Supplied records
....
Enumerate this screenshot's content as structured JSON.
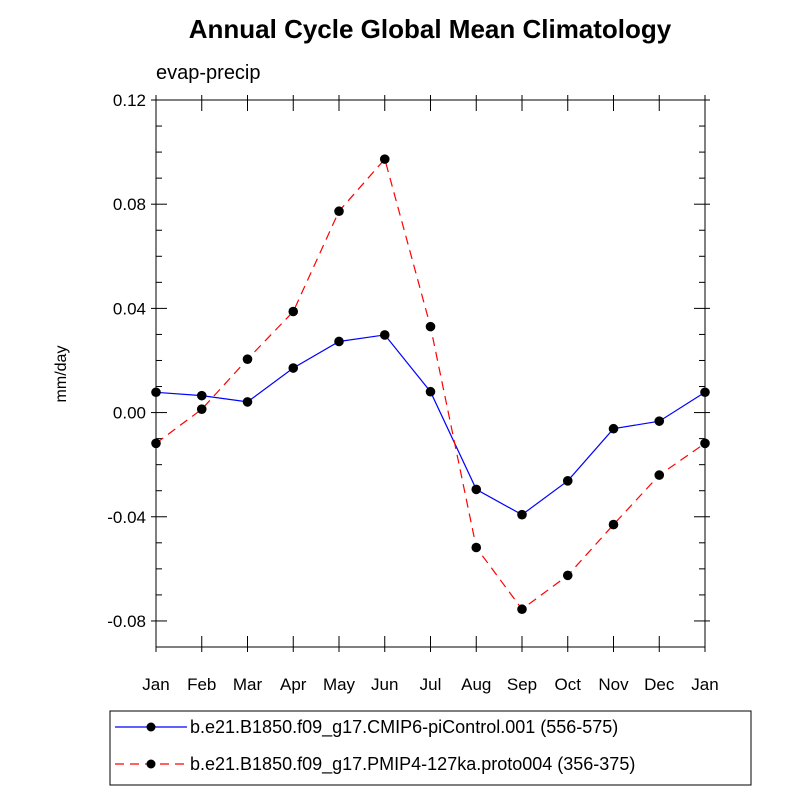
{
  "chart_data": {
    "type": "line",
    "title": "Annual Cycle Global Mean Climatology",
    "subtitle": "evap-precip",
    "xlabel": "",
    "ylabel": "mm/day",
    "categories": [
      "Jan",
      "Feb",
      "Mar",
      "Apr",
      "May",
      "Jun",
      "Jul",
      "Aug",
      "Sep",
      "Oct",
      "Nov",
      "Dec",
      "Jan"
    ],
    "ylim": [
      -0.09,
      0.12
    ],
    "yticks": [
      0.12,
      0.08,
      0.04,
      0.0,
      -0.04,
      -0.08
    ],
    "ytick_labels": [
      "0.12",
      "0.08",
      "0.04",
      "0.00",
      "-0.04",
      "-0.08"
    ],
    "legend_position": "bottom",
    "series": [
      {
        "name": "b.e21.B1850.f09_g17.CMIP6-piControl.001 (556-575)",
        "color": "#0000ff",
        "dash": "solid",
        "values": [
          0.0078,
          0.0065,
          0.0041,
          0.0171,
          0.0273,
          0.0298,
          0.008,
          -0.0295,
          -0.0392,
          -0.0262,
          -0.0062,
          -0.0033,
          0.0078
        ]
      },
      {
        "name": "b.e21.B1850.f09_g17.PMIP4-127ka.proto004 (356-375)",
        "color": "#ff0000",
        "dash": "dashed",
        "values": [
          -0.0118,
          0.0013,
          0.0205,
          0.0388,
          0.0773,
          0.0973,
          0.033,
          -0.0518,
          -0.0755,
          -0.0625,
          -0.043,
          -0.024,
          -0.0118
        ]
      }
    ]
  }
}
....
Work to be completed
In the entries above, count each line holding "name" and report the total and nothing more.

Answer to the task
2